» Records excerpted from a collection:
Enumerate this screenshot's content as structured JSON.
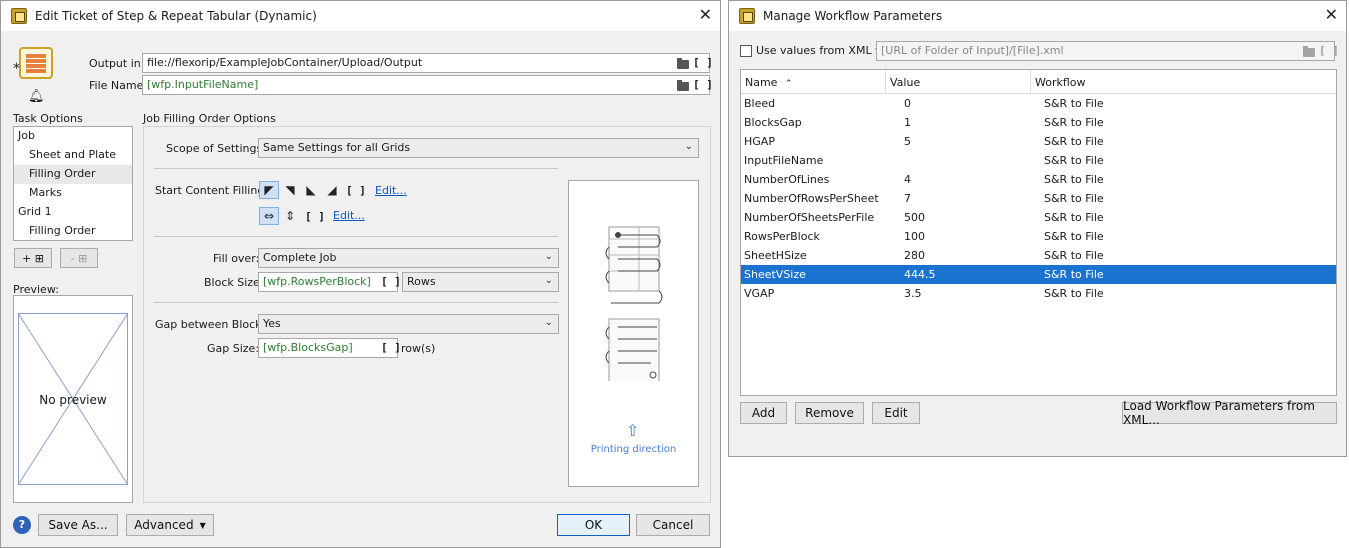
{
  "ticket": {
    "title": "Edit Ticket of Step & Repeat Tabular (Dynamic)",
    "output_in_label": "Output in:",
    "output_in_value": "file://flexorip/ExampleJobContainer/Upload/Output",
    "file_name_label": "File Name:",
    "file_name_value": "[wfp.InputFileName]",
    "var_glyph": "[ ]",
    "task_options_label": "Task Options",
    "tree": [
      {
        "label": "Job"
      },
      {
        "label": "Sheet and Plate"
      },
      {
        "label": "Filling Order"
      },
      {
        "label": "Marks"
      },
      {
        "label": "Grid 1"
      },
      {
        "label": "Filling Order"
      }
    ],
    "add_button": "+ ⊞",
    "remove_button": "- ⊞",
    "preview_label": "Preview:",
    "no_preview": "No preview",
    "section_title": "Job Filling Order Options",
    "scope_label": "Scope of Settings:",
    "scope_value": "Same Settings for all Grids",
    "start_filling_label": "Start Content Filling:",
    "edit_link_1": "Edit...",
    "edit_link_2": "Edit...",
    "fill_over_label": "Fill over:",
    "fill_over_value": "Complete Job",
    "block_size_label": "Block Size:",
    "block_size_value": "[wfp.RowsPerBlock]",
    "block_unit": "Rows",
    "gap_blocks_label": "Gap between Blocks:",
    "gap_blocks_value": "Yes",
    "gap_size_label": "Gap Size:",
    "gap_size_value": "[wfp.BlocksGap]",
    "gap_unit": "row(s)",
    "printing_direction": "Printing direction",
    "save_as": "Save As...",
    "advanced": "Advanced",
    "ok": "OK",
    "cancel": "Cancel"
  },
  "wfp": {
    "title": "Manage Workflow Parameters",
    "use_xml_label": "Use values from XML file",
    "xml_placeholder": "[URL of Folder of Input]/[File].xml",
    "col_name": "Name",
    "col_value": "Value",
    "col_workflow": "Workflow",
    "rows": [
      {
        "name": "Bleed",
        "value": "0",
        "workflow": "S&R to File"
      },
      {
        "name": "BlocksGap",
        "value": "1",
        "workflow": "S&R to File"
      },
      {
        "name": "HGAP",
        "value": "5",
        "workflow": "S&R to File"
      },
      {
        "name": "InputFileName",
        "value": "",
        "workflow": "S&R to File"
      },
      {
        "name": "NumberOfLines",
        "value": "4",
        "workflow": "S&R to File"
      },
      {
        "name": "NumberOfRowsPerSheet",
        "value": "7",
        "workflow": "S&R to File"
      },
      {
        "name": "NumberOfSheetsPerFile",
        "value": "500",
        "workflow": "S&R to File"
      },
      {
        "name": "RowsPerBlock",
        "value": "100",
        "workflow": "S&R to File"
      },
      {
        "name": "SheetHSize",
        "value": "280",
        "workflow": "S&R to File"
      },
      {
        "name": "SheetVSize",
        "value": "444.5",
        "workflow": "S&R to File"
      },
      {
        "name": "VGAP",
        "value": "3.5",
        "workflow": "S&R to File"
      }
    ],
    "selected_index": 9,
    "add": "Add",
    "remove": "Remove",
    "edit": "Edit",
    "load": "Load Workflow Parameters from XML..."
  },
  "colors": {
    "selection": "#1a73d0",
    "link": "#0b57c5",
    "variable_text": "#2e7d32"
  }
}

...

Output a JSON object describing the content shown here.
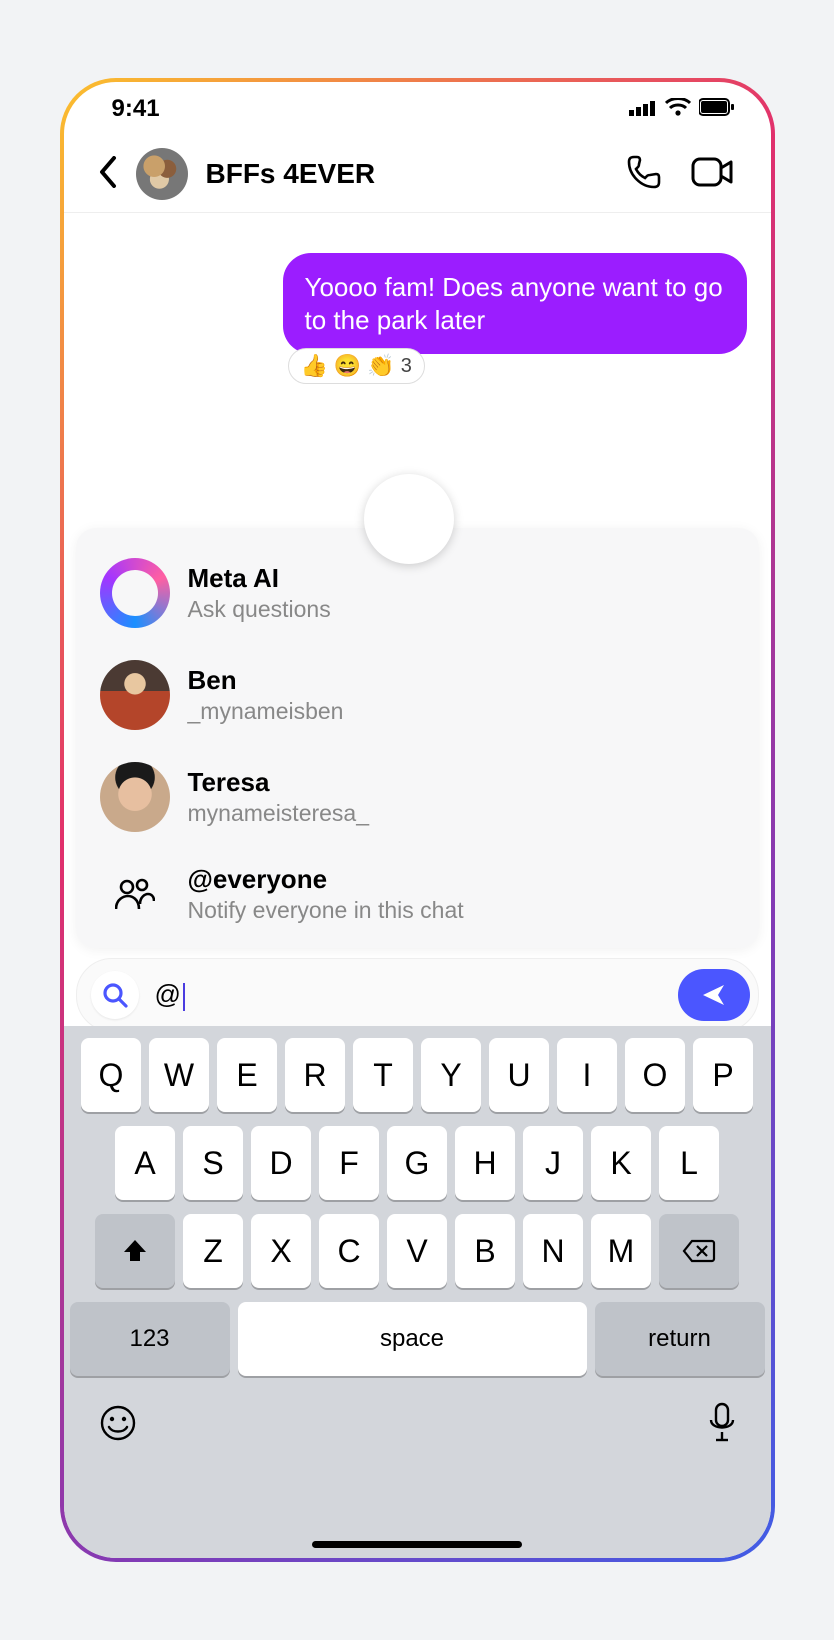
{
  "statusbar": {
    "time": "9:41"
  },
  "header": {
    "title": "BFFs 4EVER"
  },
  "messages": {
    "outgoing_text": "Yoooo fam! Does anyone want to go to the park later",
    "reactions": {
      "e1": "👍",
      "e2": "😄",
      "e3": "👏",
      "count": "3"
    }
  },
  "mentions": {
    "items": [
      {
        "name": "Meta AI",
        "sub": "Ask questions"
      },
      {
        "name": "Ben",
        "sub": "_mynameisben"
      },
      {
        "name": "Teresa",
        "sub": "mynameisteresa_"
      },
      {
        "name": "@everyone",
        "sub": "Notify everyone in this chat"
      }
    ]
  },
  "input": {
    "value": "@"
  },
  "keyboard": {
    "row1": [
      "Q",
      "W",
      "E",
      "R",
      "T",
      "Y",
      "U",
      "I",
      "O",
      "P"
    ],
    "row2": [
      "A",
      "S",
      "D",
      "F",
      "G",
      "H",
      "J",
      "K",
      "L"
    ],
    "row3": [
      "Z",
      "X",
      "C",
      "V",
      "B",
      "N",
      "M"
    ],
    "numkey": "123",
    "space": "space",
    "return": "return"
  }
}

» Work to complete: Extract all lines from the data in which "Options" is found.

» Task solution:
    "task_options_label": "Task Options",
    "section_title": "Job Filling Order Options",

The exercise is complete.